:: EXERCISE INPUTS ::
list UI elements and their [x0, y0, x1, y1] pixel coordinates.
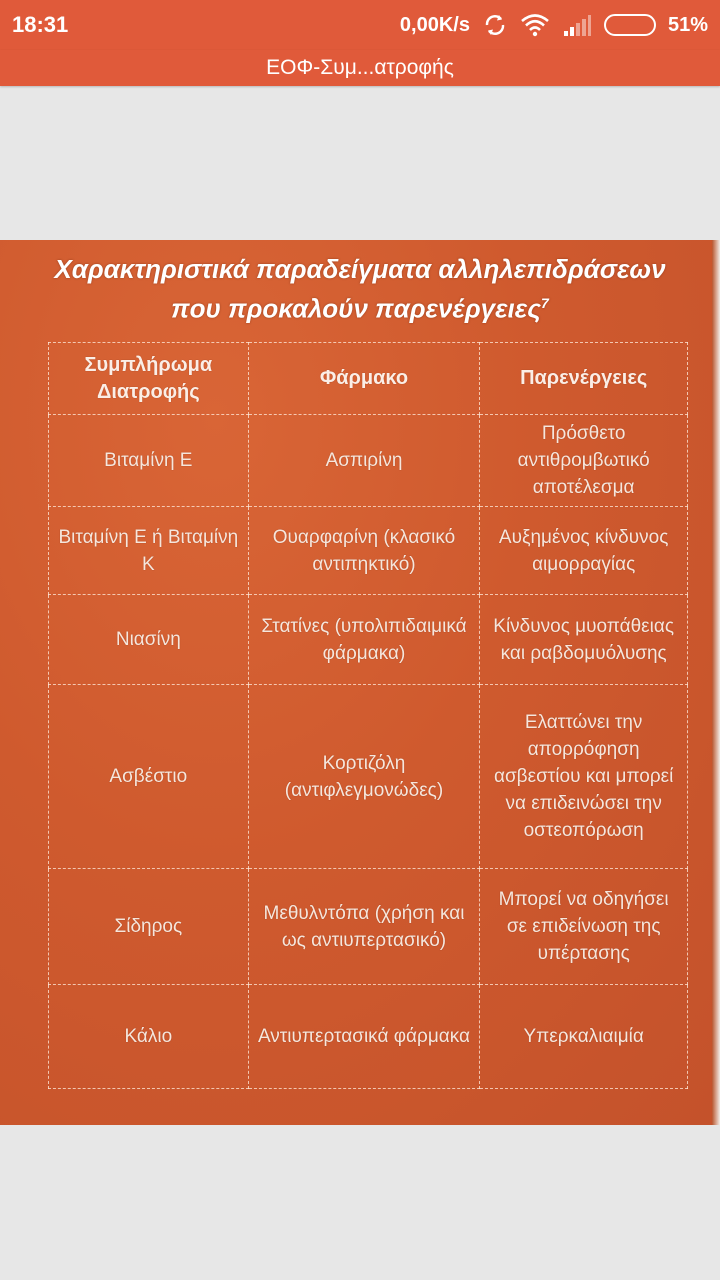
cell-side-effect: Υπερκαλιαιμία [480, 985, 688, 1089]
cell-side-effect: Αυξημένος κίνδυνος αιμορραγίας [480, 507, 688, 595]
cell-side-effect: Μπορεί να οδηγήσει σε επιδείνωση της υπέρτασης [480, 869, 688, 985]
document-page [0, 240, 720, 1125]
cell-supplement: Βιταμίνη Ε ή Βιταμίνη Κ [49, 507, 249, 595]
cell-side-effect: Ελαττώνει την απορρόφηση ασβεστίου και μπορεί να επιδεινώσει την οστεοπόρωση [480, 685, 688, 869]
header-supplement: Συμπλήρωμα Διατροφής [49, 343, 249, 415]
cell-side-effect: Κίνδυνος μυοπάθειας και ραβδομυόλυσης [480, 595, 688, 685]
table-row [49, 985, 688, 1089]
cell-drug: Ασπιρίνη [248, 415, 480, 507]
header-side-effects: Παρενέργειες [480, 343, 688, 415]
cell-drug: Στατίνες (υπολιπιδαιμικά φάρμακα) [248, 595, 480, 685]
battery-icon [604, 14, 656, 36]
status-time: 18:31 [12, 12, 69, 37]
battery-percent: 51% [667, 13, 708, 36]
cell-drug: Μεθυλντόπα (χρήση και ως αντιυπερτασικό) [248, 869, 480, 985]
cell-supplement: Κάλιο [49, 985, 249, 1089]
network-speed: 0,00K/s [399, 13, 470, 36]
cell-supplement: Ασβέστιο [49, 685, 249, 869]
cell-supplement: Νιασίνη [49, 595, 249, 685]
footnote-ref: 7 [541, 295, 549, 311]
signal-icon [562, 13, 592, 37]
table-header-row [49, 343, 688, 415]
table-row [49, 415, 688, 507]
table-row [49, 685, 688, 869]
cell-side-effect: Πρόσθετο αντιθρομβωτικό αποτέλεσμα [480, 415, 688, 507]
header-drug: Φάρμακο [248, 343, 480, 415]
table-row [49, 507, 688, 595]
table-title-line2: που προκαλούν παρενέργειες$^7$ [171, 293, 549, 324]
table-row [49, 869, 688, 985]
table-title-line1: Χαρακτηριστικά παραδείγματα αλληλεπιδράσεων [54, 254, 666, 284]
interactions-table [48, 342, 688, 1089]
cell-drug: Ουαρφαρίνη (κλασικό αντιπηκτικό) [248, 507, 480, 595]
table-title [0, 252, 720, 326]
cell-drug: Αντιυπερτασικά φάρμακα [248, 985, 480, 1089]
wifi-icon [520, 13, 550, 37]
document-title: ΕΟΦ-Συμ...ατροφής [266, 56, 454, 79]
cell-supplement: Βιταμίνη Ε [49, 415, 249, 507]
cell-drug: Κορτιζόλη (αντιφλεγμονώδες) [248, 685, 480, 869]
sync-icon [482, 12, 508, 38]
cell-supplement: Σίδηρος [49, 869, 249, 985]
app-title-bar [0, 50, 720, 86]
status-right [400, 12, 708, 38]
status-bar [0, 0, 720, 50]
page-edge [712, 240, 720, 1125]
table-row [49, 595, 688, 685]
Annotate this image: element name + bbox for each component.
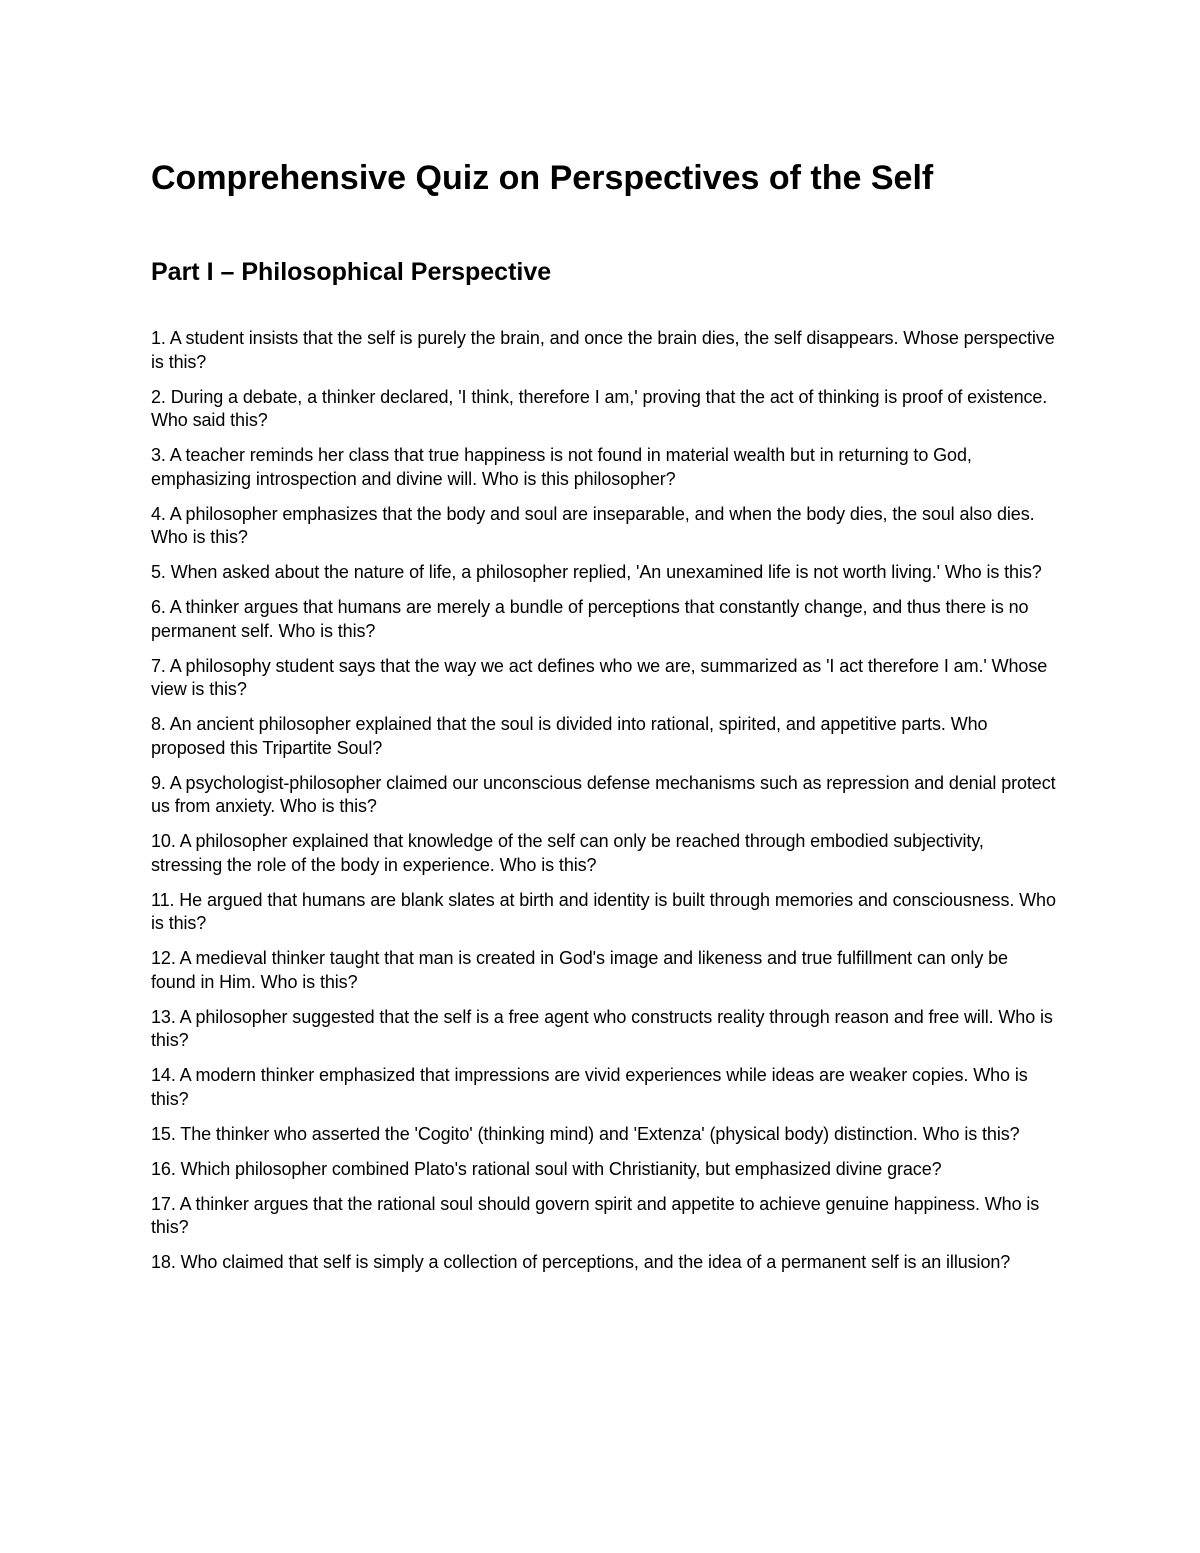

:: AIM ::
Select every line of the data that contains the string "title".

:: EXERCISE RESPONSE ::
table-title-line2: που προκαλούν παρενέργειες$^7$ [171, 293, 549, 324]
table-title-line1: Χαρακτηριστικά παραδείγματα αλληλεπιδράσεων [54, 254, 666, 284]
table-title [0, 252, 720, 326]
document-title: ΕΟΦ-Συμ...ατροφής [266, 56, 454, 79]
app-title-bar [0, 50, 720, 86]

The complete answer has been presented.